WORK TO COMPLETE: Extract, without any alteration, the lines from the one containing "data-point: [144, 831, 154, 841]" up to and including the one containing "plot-band: [363, 721, 689, 876]".
==== MATERIAL SUPPLIED
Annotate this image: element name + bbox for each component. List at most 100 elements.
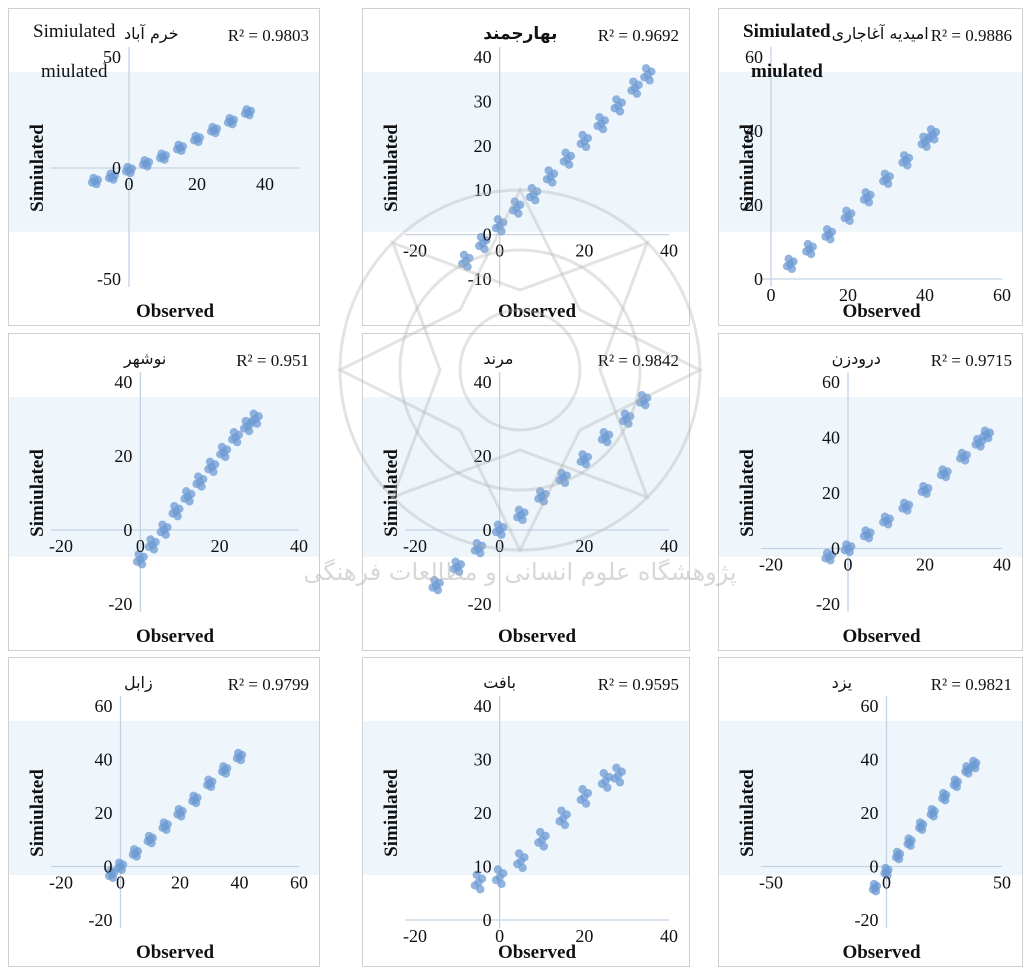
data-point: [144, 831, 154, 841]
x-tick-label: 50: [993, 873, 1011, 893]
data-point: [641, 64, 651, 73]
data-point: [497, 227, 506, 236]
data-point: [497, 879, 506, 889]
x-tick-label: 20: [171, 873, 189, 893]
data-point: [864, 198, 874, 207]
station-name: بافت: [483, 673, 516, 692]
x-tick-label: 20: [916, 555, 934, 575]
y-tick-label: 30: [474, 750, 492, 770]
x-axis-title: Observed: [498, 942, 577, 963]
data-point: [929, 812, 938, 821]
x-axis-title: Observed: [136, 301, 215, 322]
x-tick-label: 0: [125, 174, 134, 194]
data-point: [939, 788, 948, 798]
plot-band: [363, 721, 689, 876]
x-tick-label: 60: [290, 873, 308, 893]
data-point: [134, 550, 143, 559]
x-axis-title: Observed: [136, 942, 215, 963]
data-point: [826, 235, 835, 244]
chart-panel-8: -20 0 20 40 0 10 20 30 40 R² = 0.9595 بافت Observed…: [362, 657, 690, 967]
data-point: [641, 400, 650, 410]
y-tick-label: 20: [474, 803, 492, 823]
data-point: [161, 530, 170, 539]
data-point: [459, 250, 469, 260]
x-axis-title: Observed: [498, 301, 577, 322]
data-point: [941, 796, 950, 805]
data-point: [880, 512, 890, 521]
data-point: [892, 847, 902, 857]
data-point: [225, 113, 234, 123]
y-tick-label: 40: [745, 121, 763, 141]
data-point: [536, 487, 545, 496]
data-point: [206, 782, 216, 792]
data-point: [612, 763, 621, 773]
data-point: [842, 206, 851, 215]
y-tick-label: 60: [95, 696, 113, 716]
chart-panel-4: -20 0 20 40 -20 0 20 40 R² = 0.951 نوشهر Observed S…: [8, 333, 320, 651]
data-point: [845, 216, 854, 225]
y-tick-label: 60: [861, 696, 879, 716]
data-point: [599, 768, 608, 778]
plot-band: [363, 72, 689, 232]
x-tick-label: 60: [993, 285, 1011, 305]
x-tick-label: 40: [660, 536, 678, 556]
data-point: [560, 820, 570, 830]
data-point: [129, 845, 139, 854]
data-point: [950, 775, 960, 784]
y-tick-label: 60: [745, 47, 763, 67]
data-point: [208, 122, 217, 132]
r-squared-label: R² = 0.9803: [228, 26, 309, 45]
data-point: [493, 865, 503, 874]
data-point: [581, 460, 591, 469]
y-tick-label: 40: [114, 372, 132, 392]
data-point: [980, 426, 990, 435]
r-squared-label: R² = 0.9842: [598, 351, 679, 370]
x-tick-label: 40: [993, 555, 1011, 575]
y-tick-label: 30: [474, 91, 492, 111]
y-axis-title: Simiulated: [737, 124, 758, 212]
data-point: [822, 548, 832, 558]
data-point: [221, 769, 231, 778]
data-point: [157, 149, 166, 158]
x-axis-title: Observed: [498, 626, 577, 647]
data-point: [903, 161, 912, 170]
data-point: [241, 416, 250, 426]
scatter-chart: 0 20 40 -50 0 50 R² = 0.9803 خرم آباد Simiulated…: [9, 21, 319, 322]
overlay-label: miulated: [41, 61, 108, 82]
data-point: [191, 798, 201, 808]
========
RESPONSE:
data-point: [144, 831, 154, 841]
x-tick-label: 50: [993, 873, 1011, 893]
data-point: [641, 64, 651, 73]
data-point: [497, 227, 506, 236]
data-point: [497, 879, 506, 889]
x-tick-label: 20: [171, 873, 189, 893]
data-point: [864, 198, 874, 207]
station-name: بافت: [483, 673, 516, 692]
x-tick-label: 20: [916, 555, 934, 575]
y-tick-label: 30: [474, 750, 492, 770]
x-axis-title: Observed: [498, 942, 577, 963]
data-point: [929, 812, 938, 821]
x-axis-title: Observed: [136, 301, 215, 322]
x-tick-label: 0: [125, 174, 134, 194]
data-point: [939, 788, 948, 798]
plot-band: [363, 721, 689, 876]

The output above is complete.